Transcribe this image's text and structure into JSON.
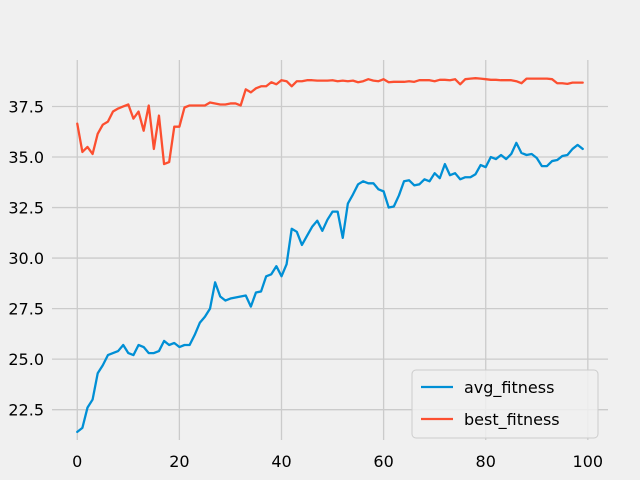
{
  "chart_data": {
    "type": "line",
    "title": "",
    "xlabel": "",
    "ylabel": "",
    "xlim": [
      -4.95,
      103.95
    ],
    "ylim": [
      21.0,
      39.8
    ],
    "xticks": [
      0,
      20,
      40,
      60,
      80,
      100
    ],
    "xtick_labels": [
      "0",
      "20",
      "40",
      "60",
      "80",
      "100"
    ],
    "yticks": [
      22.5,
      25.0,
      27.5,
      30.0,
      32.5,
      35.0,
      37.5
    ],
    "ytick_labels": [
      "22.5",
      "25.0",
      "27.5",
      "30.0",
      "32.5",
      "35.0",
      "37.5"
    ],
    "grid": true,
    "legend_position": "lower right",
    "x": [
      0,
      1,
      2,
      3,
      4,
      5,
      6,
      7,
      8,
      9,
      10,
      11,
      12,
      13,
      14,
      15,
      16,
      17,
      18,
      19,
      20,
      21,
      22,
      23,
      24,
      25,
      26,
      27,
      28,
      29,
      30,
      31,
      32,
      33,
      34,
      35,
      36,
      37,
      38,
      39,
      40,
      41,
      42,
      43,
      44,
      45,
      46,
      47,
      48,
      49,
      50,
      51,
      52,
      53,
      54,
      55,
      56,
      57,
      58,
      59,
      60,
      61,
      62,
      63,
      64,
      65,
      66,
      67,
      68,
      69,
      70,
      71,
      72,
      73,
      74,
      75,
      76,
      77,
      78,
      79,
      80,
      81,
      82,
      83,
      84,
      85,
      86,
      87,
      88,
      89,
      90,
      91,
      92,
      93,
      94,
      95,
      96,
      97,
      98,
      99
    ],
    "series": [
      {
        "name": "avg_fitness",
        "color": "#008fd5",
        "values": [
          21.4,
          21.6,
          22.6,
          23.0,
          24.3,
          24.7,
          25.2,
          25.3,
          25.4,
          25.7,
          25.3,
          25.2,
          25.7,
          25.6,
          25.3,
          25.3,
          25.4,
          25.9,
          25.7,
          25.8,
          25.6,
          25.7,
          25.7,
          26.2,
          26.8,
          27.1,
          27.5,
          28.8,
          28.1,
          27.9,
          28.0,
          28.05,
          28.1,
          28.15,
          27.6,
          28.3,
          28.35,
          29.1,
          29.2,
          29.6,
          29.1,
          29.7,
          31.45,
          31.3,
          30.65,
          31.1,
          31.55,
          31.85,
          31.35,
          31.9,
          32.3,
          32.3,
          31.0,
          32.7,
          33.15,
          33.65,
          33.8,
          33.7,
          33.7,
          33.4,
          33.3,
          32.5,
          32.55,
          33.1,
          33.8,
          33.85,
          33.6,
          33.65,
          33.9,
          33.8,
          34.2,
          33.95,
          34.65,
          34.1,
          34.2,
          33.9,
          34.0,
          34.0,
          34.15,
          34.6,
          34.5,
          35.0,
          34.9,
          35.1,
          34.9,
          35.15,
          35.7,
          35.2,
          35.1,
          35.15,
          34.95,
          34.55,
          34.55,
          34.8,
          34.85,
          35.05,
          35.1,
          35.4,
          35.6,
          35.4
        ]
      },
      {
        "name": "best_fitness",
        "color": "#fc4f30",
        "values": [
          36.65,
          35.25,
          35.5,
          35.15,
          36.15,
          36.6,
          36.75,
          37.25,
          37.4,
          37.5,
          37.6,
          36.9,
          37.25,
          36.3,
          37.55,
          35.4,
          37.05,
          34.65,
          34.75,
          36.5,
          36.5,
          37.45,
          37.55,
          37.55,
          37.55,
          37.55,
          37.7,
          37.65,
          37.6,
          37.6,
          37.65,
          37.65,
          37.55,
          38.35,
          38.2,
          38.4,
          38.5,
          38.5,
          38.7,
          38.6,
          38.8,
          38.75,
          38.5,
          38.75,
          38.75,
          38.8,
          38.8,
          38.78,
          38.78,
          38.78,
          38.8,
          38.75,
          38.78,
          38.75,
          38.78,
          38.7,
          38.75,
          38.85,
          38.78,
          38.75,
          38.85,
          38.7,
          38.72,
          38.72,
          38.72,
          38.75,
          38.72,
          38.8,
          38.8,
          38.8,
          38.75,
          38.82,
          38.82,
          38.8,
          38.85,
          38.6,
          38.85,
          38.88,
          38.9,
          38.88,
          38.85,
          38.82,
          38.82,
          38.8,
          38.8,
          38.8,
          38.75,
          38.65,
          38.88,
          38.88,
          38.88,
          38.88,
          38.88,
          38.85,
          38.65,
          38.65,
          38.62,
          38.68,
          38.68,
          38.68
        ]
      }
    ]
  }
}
◇ ◇ ◇ ◇
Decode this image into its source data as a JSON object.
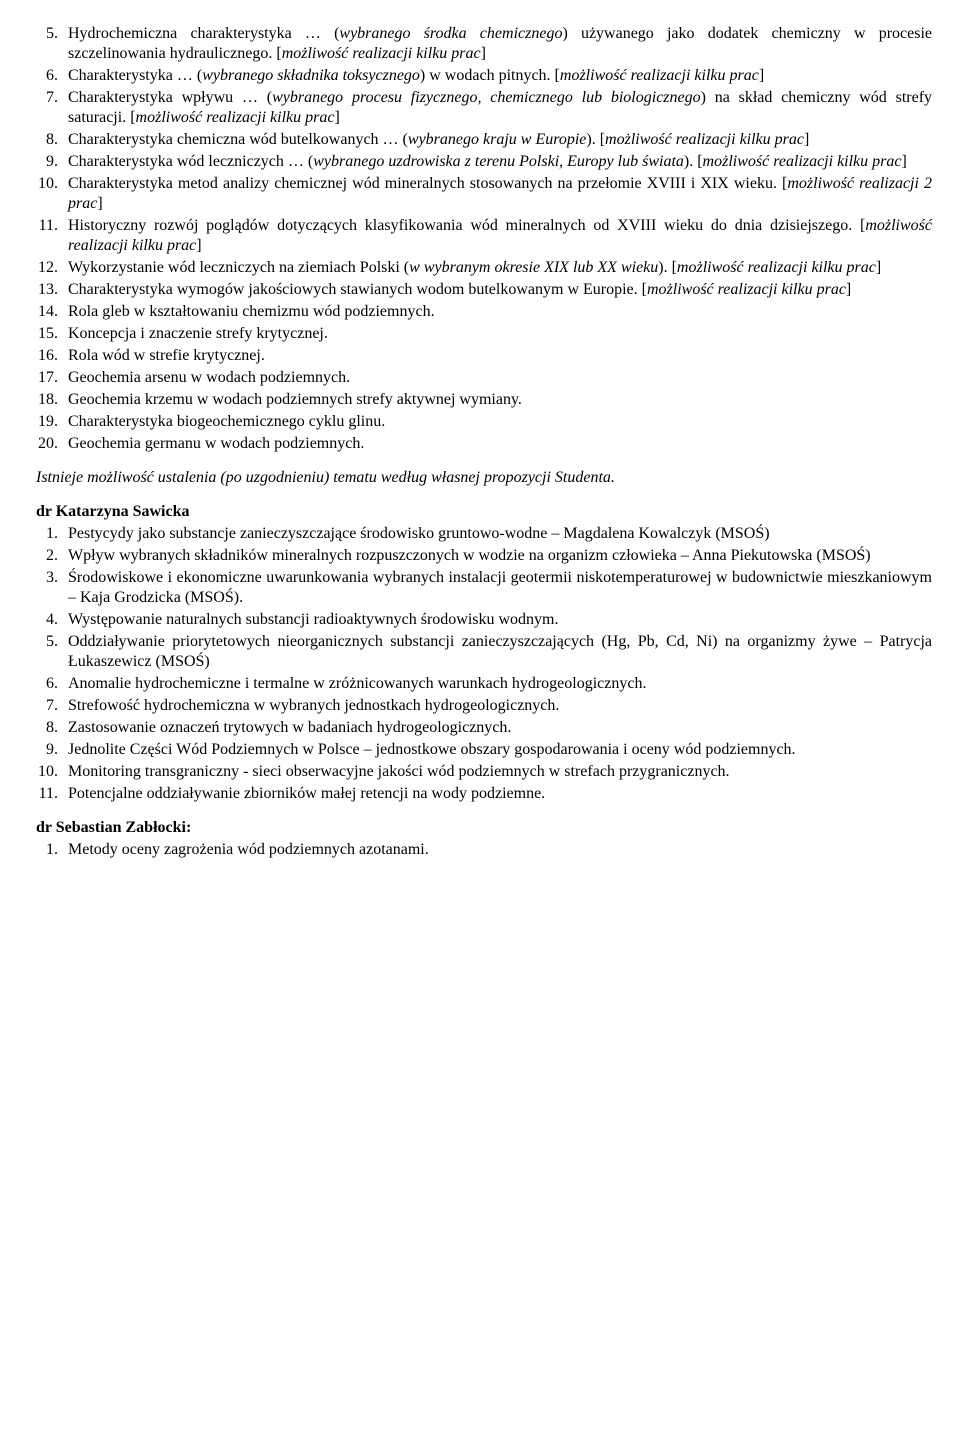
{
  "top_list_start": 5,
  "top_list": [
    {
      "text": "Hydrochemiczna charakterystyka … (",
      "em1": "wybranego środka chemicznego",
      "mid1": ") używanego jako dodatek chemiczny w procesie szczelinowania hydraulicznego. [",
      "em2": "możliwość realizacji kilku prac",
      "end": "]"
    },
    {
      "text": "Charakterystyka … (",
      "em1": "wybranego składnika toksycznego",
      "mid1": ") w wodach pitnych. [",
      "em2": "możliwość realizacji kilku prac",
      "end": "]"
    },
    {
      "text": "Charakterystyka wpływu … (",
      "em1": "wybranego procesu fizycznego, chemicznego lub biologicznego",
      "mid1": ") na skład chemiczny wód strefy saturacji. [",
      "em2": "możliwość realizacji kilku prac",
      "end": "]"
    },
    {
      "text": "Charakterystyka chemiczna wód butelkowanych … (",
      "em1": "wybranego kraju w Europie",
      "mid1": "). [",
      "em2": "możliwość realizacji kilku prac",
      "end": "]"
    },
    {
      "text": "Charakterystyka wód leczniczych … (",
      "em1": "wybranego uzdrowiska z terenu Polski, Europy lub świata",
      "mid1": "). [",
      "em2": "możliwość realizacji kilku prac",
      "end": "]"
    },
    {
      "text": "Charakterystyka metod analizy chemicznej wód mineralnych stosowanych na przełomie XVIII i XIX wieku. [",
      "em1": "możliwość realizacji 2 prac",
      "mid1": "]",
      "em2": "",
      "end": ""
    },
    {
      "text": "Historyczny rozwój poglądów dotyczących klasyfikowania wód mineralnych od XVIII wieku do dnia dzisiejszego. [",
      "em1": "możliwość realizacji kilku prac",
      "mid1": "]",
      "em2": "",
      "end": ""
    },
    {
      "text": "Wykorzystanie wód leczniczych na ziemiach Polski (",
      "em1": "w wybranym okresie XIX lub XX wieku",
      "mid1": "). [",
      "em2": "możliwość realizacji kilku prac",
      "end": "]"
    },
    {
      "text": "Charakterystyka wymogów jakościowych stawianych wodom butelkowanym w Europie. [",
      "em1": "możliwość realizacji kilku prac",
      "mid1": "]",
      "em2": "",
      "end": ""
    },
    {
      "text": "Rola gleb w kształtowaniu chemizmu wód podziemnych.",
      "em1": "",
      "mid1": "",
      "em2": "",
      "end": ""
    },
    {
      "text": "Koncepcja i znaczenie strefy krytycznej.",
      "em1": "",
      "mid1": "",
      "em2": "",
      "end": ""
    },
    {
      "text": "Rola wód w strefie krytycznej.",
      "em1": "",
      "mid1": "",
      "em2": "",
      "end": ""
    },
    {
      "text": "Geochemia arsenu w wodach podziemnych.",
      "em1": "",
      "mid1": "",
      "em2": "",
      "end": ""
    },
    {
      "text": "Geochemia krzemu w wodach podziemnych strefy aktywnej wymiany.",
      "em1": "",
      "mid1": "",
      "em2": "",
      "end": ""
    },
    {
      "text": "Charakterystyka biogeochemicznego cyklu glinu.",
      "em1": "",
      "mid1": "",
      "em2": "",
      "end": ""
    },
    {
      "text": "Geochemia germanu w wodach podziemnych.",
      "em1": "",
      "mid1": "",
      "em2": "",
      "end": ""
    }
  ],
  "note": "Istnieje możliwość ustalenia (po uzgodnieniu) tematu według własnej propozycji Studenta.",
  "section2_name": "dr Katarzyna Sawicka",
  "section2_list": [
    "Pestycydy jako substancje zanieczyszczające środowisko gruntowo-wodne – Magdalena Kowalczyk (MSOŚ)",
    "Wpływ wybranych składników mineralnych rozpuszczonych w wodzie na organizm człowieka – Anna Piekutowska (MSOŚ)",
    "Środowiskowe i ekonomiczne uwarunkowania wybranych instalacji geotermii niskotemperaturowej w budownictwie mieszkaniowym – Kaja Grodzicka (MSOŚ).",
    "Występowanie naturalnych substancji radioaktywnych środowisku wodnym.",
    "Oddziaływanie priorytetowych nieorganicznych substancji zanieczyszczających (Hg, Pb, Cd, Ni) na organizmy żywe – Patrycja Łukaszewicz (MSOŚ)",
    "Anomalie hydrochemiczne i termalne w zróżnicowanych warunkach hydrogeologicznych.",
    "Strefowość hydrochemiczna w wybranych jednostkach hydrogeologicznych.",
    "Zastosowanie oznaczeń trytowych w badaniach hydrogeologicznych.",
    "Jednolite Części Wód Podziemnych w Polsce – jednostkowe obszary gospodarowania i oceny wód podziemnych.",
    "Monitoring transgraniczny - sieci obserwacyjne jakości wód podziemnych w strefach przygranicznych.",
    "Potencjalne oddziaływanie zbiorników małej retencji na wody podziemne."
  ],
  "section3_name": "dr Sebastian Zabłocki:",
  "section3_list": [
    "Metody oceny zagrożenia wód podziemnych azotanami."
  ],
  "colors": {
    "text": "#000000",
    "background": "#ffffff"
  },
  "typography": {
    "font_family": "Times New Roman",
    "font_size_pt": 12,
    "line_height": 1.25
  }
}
◇ ◇ ◇ ◇
OBJECTIVE >> Copy every line of the listing that includes the string "into".

ANSWER TO THE EXERCISE >>
Transcribe this image's text and structure into JSON.
Decode this image into its source data as a JSON object.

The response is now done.